Items from a data source

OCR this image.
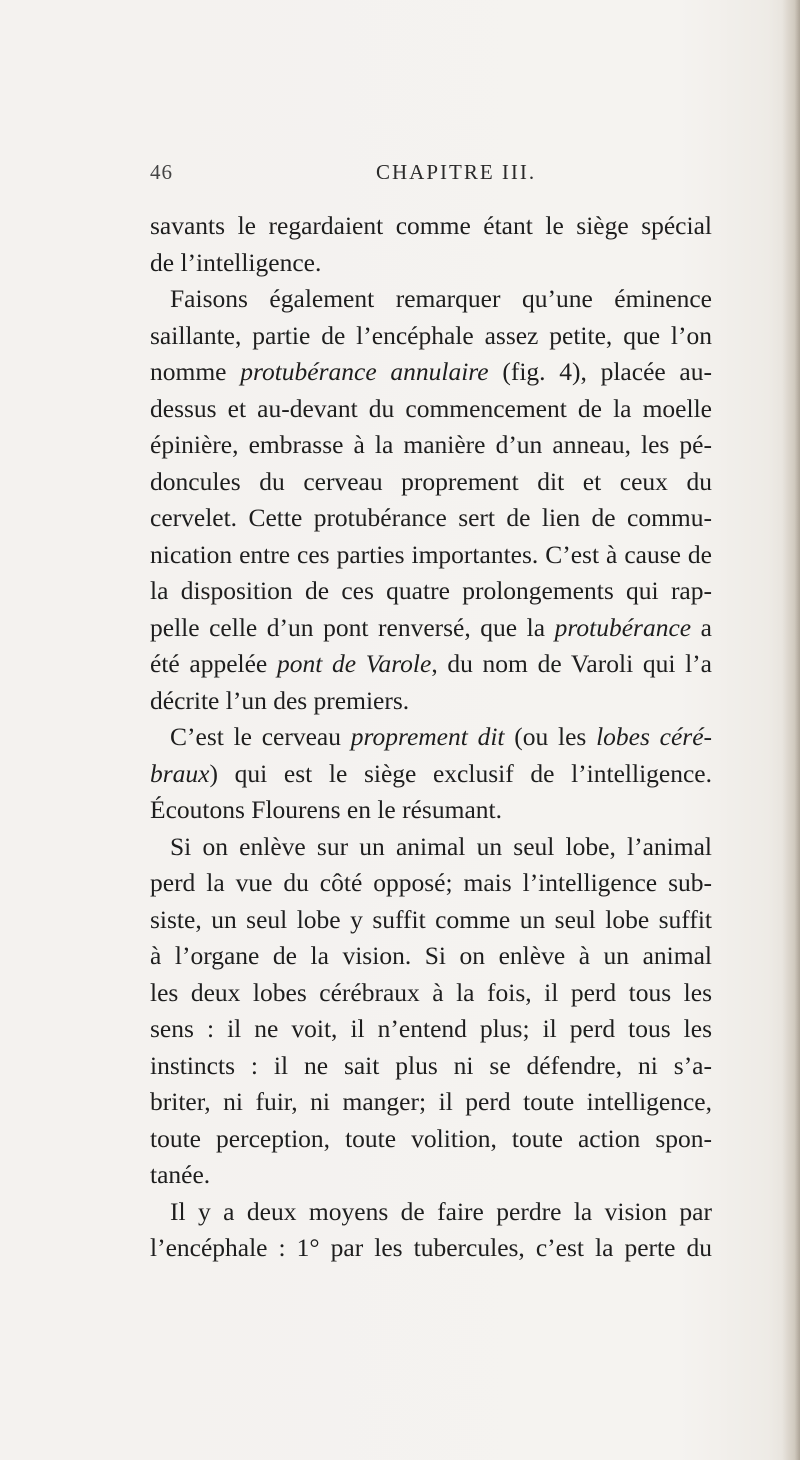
46	CHAPITRE III.
savants le regardaient comme étant le siège spécial
de l’intelligence.
Faisons également remarquer qu’une éminence
saillante, partie de l’encéphale assez petite, que l’on
nomme protubérance annulaire (fig. 4), placée au-
dessus et au-devant du commencement de la moelle
épinière, embrasse à la manière d’un anneau, les pé-
doncules du cerveau proprement dit et ceux du
cervelet. Cette protubérance sert de lien de commu-
nication entre ces parties importantes. C’est à cause de
la disposition de ces quatre prolongements qui rap-
pelle celle d’un pont renversé, que la protubérance a
été appelée pont de Varole, du nom de Varoli qui l’a
décrite l’un des premiers.
C’est le cerveau proprement dit (ou les lobes céré-
braux) qui est le siège exclusif de l’intelligence.
Écoutons Flourens en le résumant.
Si on enlève sur un animal un seul lobe, l’animal
perd la vue du côté opposé; mais l’intelligence sub-
siste, un seul lobe y suffit comme un seul lobe suffit
à l’organe de la vision. Si on enlève à un animal
les deux lobes cérébraux à la fois, il perd tous les
sens : il ne voit, il n’entend plus; il perd tous les
instincts : il ne sait plus ni se défendre, ni s’a-
briter, ni fuir, ni manger; il perd toute intelligence,
toute perception, toute volition, toute action spon-
tanée.
Il y a deux moyens de faire perdre la vision par
l’encéphale : 1° par les tubercules, c’est la perte du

> Exercise
In the records shown above, how many lines include the word "intelligence"? Answer with the number only.

> Response to this task
4